### [EXERCISE OBJECTIVE]
Below is a listing to write out in full, exactly as given, without its pictures.

### [DATA PROVIDED]
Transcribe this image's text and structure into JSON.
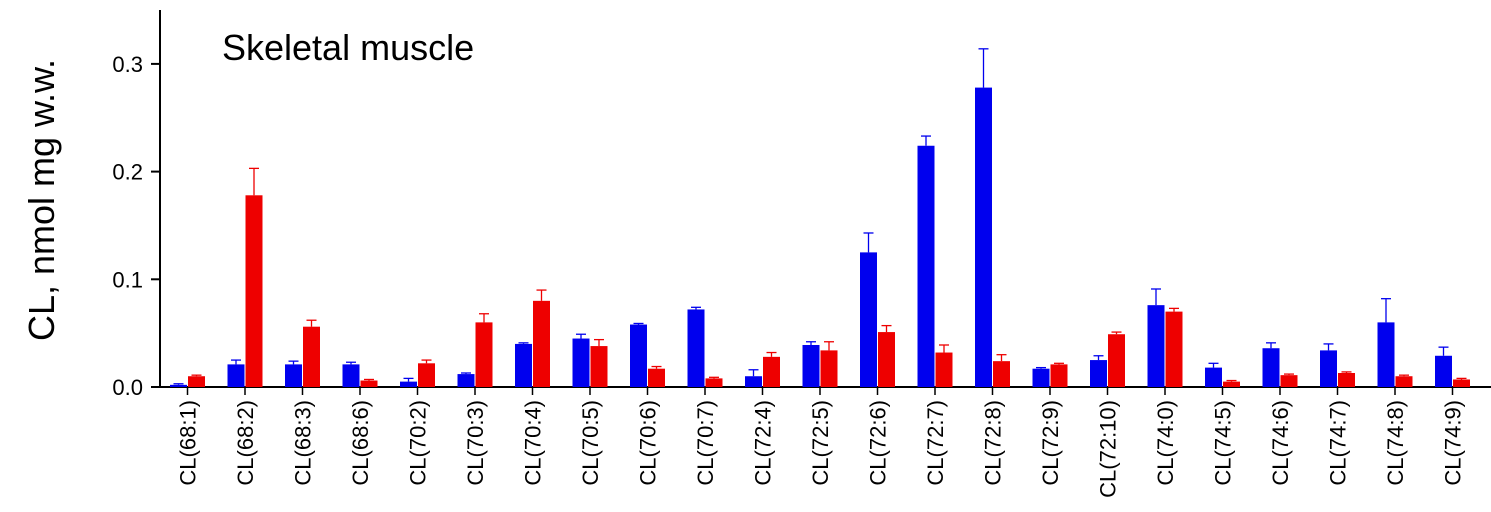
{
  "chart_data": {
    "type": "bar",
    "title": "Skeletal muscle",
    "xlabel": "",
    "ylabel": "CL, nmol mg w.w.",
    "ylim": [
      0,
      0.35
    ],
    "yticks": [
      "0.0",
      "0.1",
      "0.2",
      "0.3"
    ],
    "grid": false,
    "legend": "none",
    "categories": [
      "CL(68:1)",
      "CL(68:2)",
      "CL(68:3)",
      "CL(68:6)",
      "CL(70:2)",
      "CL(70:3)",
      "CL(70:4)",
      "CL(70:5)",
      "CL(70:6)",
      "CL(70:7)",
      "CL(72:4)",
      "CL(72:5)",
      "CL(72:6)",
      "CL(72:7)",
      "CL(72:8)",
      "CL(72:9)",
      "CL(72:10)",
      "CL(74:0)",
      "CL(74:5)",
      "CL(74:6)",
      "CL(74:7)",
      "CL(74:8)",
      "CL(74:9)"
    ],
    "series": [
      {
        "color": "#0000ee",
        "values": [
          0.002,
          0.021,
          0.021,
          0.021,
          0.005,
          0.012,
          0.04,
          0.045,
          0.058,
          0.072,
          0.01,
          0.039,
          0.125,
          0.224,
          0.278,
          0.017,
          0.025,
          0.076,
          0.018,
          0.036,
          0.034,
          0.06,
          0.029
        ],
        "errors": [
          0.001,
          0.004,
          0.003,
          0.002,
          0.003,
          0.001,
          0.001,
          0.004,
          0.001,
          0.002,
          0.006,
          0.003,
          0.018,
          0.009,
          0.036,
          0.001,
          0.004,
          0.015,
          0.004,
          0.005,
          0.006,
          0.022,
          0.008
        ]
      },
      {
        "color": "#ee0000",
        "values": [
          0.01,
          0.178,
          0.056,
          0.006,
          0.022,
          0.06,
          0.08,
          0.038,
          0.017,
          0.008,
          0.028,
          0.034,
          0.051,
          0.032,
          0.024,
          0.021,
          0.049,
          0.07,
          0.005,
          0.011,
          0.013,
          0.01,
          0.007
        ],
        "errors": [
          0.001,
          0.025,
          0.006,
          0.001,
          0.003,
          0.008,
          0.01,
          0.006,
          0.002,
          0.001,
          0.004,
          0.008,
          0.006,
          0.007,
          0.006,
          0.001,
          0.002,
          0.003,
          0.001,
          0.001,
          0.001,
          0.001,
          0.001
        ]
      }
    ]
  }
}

### [ANSWER TO THE TASK]
Transcribe this image's text and structure into JSON.
{
  "chart_data": {
    "type": "bar",
    "title": "Skeletal muscle",
    "xlabel": "",
    "ylabel": "CL, nmol mg w.w.",
    "ylim": [
      0,
      0.35
    ],
    "yticks": [
      "0.0",
      "0.1",
      "0.2",
      "0.3"
    ],
    "grid": false,
    "legend": "none",
    "categories": [
      "CL(68:1)",
      "CL(68:2)",
      "CL(68:3)",
      "CL(68:6)",
      "CL(70:2)",
      "CL(70:3)",
      "CL(70:4)",
      "CL(70:5)",
      "CL(70:6)",
      "CL(70:7)",
      "CL(72:4)",
      "CL(72:5)",
      "CL(72:6)",
      "CL(72:7)",
      "CL(72:8)",
      "CL(72:9)",
      "CL(72:10)",
      "CL(74:0)",
      "CL(74:5)",
      "CL(74:6)",
      "CL(74:7)",
      "CL(74:8)",
      "CL(74:9)"
    ],
    "series": [
      {
        "color": "#0000ee",
        "values": [
          0.002,
          0.021,
          0.021,
          0.021,
          0.005,
          0.012,
          0.04,
          0.045,
          0.058,
          0.072,
          0.01,
          0.039,
          0.125,
          0.224,
          0.278,
          0.017,
          0.025,
          0.076,
          0.018,
          0.036,
          0.034,
          0.06,
          0.029
        ],
        "errors": [
          0.001,
          0.004,
          0.003,
          0.002,
          0.003,
          0.001,
          0.001,
          0.004,
          0.001,
          0.002,
          0.006,
          0.003,
          0.018,
          0.009,
          0.036,
          0.001,
          0.004,
          0.015,
          0.004,
          0.005,
          0.006,
          0.022,
          0.008
        ]
      },
      {
        "color": "#ee0000",
        "values": [
          0.01,
          0.178,
          0.056,
          0.006,
          0.022,
          0.06,
          0.08,
          0.038,
          0.017,
          0.008,
          0.028,
          0.034,
          0.051,
          0.032,
          0.024,
          0.021,
          0.049,
          0.07,
          0.005,
          0.011,
          0.013,
          0.01,
          0.007
        ],
        "errors": [
          0.001,
          0.025,
          0.006,
          0.001,
          0.003,
          0.008,
          0.01,
          0.006,
          0.002,
          0.001,
          0.004,
          0.008,
          0.006,
          0.007,
          0.006,
          0.001,
          0.002,
          0.003,
          0.001,
          0.001,
          0.001,
          0.001,
          0.001
        ]
      }
    ]
  }
}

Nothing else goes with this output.